Há duas semanas, o Fed elevou os juros básicos americanos em 0,25 ponto, para o intervalo entre 0,25% a 0,50% ao ano. Analistas e os membros do colegiado indicam a possibilidade de aceleração do ritmo de aumento de juros para 0,5 ponto percentual (pp), como forma de combater a disparada da inflação global, que vem sendo pressionada pela guerra entre Rússia e Ucrânia.

Para Fabrizio Velloni, economista-chefe da Frente Corretora, o banco central americano deve aumentar a taxa em 0,5 ponto percentual na próxima reunião, mas deve desacelerar o ritmo e continuar numa subida de 0,25 pp nos outros encontros. Com isso, ele vislumbra que a taxa de juros chegue a 2,75% por lá.

No quesito ações do Ibovespa, quem liderava as principais quedas do dia era o Banco Inter (BIDI11), que via seus papéis caírem 8,70%. Esse é o segundo dia que o banco mineiro figura na ponta mais abaixo do índice. No pregão de ontem, a instituição financeira desvalorizou 8,89%.

A alta nos juros prejudica empresas de tecnologia, como é o caso do Inter, uma vez que essas empresas precisam “tomar recursos” para crescer e, com os juros mais altos, esse investimento fica mais caro.

Na visão de Velloni, a subida dos juros causa mais inadimplência, o que acaba prejudicando os bancos mais focados em classes mais baixas, como é o caso do Inter.

Leia mais sobre o Banco Inter:
A queda livre do Inter (BIDI11) e o que esperar para o banco daqui para frente

Além do banco mineiro, seguiam a fila das principais quedas a Locaweb (LWSA3) que caía 9,15% e a CVC (CVCB3), que recuava 8,51%. A empresa de turismo apresenta a chamada “realização de lucros” nesta quarta, já que estava entre as principais altas no pregão de ontem.

Segundo o economista-chefe da Frente Corretora, a CVC se prejudica pelo cenário macroeconômico de inflação alta, o que acaba pesando no preço das passagens aéreas, prejudicando as vendas da companhia.

Altas do dia

Dentre as poucas altas do dia, a 3R Petroleum (RRRP3) puxava a fila e valorizava 1,38%, figurando no ranking de altas no segundo dia consecutivo. A petroleira foi a segunda maior subida do último pregão, crescendo 1,45%.

INFORMAÇÕES.

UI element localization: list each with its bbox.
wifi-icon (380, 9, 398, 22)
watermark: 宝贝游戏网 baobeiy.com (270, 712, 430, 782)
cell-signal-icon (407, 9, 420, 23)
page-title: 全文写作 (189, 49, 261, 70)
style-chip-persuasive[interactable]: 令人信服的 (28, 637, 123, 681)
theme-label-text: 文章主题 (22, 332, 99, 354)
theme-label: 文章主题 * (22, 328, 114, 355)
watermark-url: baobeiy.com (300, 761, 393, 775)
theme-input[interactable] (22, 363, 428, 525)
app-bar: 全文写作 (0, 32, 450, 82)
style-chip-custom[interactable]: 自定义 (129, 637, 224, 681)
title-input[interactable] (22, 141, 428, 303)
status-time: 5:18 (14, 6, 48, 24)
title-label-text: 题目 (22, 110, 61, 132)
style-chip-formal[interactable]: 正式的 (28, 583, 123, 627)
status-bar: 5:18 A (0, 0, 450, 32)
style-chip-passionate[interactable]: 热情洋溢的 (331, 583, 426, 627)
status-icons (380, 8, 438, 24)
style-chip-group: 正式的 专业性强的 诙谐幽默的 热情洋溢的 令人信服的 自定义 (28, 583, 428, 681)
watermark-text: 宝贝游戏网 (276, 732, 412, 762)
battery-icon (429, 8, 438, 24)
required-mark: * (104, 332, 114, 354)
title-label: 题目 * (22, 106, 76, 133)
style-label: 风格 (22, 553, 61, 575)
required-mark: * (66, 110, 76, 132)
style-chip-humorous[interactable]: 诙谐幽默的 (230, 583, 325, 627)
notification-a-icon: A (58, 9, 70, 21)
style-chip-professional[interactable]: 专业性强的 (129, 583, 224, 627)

SEU OBJETIVO.
Repita fielmente o trecho do texto do exercício que se inicia com as palavras “Há duas semanas, o” e se encerra com “2,75% por lá.”. Os dados não têm qualquer relação com esta atividade.

RESULTADO ABAIXO.
Há duas semanas, o Fed elevou os juros básicos americanos em 0,25 ponto, para o intervalo entre 0,25% a 0,50% ao ano. Analistas e os membros do colegiado indicam a possibilidade de aceleração do ritmo de aumento de juros para 0,5 ponto percentual (pp), como forma de combater a disparada da inflação global, que vem sendo pressionada pela guerra entre Rússia e Ucrânia.

Para Fabrizio Velloni, economista-chefe da Frente Corretora, o banco central americano deve aumentar a taxa em 0,5 ponto percentual na próxima reunião, mas deve desacelerar o ritmo e continuar numa subida de 0,25 pp nos outros encontros. Com isso, ele vislumbra que a taxa de juros chegue a 2,75% por lá.